GIVEN TEXT:

Thursday I'm getting up at 7 am to get to school at 9 so I can practice for an hour before my 8 hour shift at work and then come back to school from 7-10 pm for a training session. That's going to be the killer day.

On top of work, work at school, ensembles, class, and homework, I'm trying to be social too. I'm organizing a potluck at my house on the one day that I have off of everything. I'm also planning on going to church and out to brunch with another friend that day, so I'm loading up my calendar. What would a day be without a rigid plan for every hour??

7:36 AM

I had a dream last night that I was done with graduate school after this week. Surprisingly, I cried and cried because I didn't want to leave and didn't think that I was ready for the real world.

I guess I'm getting a little attached to this place.

9:36 PM

A new addition

I just bought the new iPod nano. It's silver and has room for 1,000 songs. I'm a very happy girl.

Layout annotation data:

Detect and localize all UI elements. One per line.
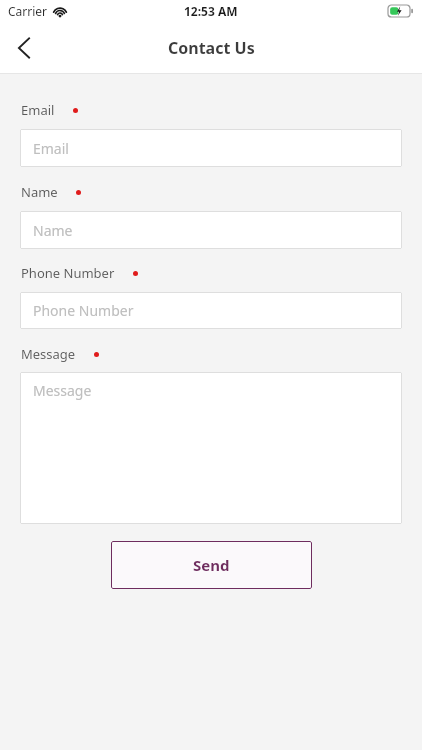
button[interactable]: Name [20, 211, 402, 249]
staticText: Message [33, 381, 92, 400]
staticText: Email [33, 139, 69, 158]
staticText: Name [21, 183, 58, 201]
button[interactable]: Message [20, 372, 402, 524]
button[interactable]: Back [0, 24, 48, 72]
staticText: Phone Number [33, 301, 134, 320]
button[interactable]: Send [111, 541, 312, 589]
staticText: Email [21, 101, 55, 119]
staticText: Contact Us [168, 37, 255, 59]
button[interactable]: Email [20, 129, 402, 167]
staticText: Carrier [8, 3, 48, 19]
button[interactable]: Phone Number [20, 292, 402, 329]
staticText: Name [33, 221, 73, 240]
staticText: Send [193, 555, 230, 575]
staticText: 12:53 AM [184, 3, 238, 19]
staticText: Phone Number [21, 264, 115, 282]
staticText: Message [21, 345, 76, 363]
---
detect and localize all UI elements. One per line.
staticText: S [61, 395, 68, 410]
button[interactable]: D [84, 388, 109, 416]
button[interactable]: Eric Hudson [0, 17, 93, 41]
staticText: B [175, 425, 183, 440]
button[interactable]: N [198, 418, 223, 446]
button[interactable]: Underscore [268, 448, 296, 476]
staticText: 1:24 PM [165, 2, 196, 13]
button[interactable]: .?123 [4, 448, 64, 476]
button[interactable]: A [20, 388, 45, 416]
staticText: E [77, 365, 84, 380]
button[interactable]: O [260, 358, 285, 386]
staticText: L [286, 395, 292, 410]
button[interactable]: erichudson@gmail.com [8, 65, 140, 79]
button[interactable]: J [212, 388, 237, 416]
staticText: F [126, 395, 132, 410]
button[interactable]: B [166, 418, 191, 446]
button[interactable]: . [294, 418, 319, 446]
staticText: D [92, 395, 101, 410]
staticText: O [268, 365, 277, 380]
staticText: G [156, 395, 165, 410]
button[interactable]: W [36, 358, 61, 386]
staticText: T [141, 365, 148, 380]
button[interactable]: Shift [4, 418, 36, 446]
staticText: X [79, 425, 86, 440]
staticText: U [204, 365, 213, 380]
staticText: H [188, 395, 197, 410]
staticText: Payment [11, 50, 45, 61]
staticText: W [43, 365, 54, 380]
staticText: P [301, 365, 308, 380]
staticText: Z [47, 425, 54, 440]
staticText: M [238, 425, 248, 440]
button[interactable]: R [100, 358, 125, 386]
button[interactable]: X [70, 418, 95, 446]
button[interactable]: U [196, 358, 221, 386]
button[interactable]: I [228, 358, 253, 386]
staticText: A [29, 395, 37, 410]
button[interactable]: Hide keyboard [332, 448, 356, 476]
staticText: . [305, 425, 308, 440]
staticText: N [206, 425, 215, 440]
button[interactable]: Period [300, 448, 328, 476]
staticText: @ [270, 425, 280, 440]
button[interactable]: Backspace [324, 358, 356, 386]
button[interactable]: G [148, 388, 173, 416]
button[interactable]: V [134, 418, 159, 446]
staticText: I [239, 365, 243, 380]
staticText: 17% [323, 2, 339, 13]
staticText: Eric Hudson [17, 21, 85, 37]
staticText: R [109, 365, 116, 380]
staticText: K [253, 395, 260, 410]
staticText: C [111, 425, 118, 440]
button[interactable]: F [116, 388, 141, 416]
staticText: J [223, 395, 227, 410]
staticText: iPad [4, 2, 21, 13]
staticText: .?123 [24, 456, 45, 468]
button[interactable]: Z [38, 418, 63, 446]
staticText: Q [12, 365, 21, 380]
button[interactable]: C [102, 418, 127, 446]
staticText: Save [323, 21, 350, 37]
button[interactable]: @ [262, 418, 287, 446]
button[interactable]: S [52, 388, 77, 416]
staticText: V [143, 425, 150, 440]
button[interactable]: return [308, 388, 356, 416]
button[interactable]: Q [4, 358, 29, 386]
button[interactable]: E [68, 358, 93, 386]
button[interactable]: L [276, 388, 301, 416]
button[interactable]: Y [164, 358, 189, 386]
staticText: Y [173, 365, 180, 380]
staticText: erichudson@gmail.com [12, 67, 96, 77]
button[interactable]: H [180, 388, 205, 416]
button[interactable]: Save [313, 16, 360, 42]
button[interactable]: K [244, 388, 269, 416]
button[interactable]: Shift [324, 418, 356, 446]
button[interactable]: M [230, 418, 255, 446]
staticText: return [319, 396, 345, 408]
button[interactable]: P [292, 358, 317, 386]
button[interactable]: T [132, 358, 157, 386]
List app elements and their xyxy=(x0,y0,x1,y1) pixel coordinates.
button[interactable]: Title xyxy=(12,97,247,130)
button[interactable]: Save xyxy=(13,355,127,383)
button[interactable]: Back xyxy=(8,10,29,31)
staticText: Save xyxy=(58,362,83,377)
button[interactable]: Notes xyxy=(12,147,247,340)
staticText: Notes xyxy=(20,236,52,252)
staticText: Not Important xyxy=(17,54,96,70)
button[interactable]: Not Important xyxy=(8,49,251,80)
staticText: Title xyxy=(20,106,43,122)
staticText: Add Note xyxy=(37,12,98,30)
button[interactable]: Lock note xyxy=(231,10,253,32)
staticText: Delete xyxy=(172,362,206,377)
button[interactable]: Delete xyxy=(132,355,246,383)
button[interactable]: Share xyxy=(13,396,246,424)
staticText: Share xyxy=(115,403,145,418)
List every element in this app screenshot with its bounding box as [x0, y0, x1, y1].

WORK TO DO:
a: According to the blog entries, how many songs does the new iPod nano hold?
b: Rewrite the records starting at the line with "button[interactable]: Name [20, 211, 402, 249]" and ending at the line with "staticText: Message [21, 345, 76, 363]", changing "Phone Number" to "Mobile Number" and leaving everything else as it is. Give only those lines.

SOLUTION LIST:
a: It has room for 1,000 songs.

b:
button[interactable]: Name [20, 211, 402, 249]
staticText: Message [33, 381, 92, 400]
staticText: Email [33, 139, 69, 158]
staticText: Name [21, 183, 58, 201]
button[interactable]: Message [20, 372, 402, 524]
button[interactable]: Back [0, 24, 48, 72]
staticText: Mobile Number [33, 301, 134, 320]
button[interactable]: Send [111, 541, 312, 589]
staticText: Email [21, 101, 55, 119]
staticText: Contact Us [168, 37, 255, 59]
button[interactable]: Email [20, 129, 402, 167]
staticText: Carrier [8, 3, 48, 19]
button[interactable]: Mobile Number [20, 292, 402, 329]
staticText: Name [33, 221, 73, 240]
staticText: Send [193, 555, 230, 575]
staticText: 12:53 AM [184, 3, 238, 19]
staticText: Mobile Number [21, 264, 115, 282]
staticText: Message [21, 345, 76, 363]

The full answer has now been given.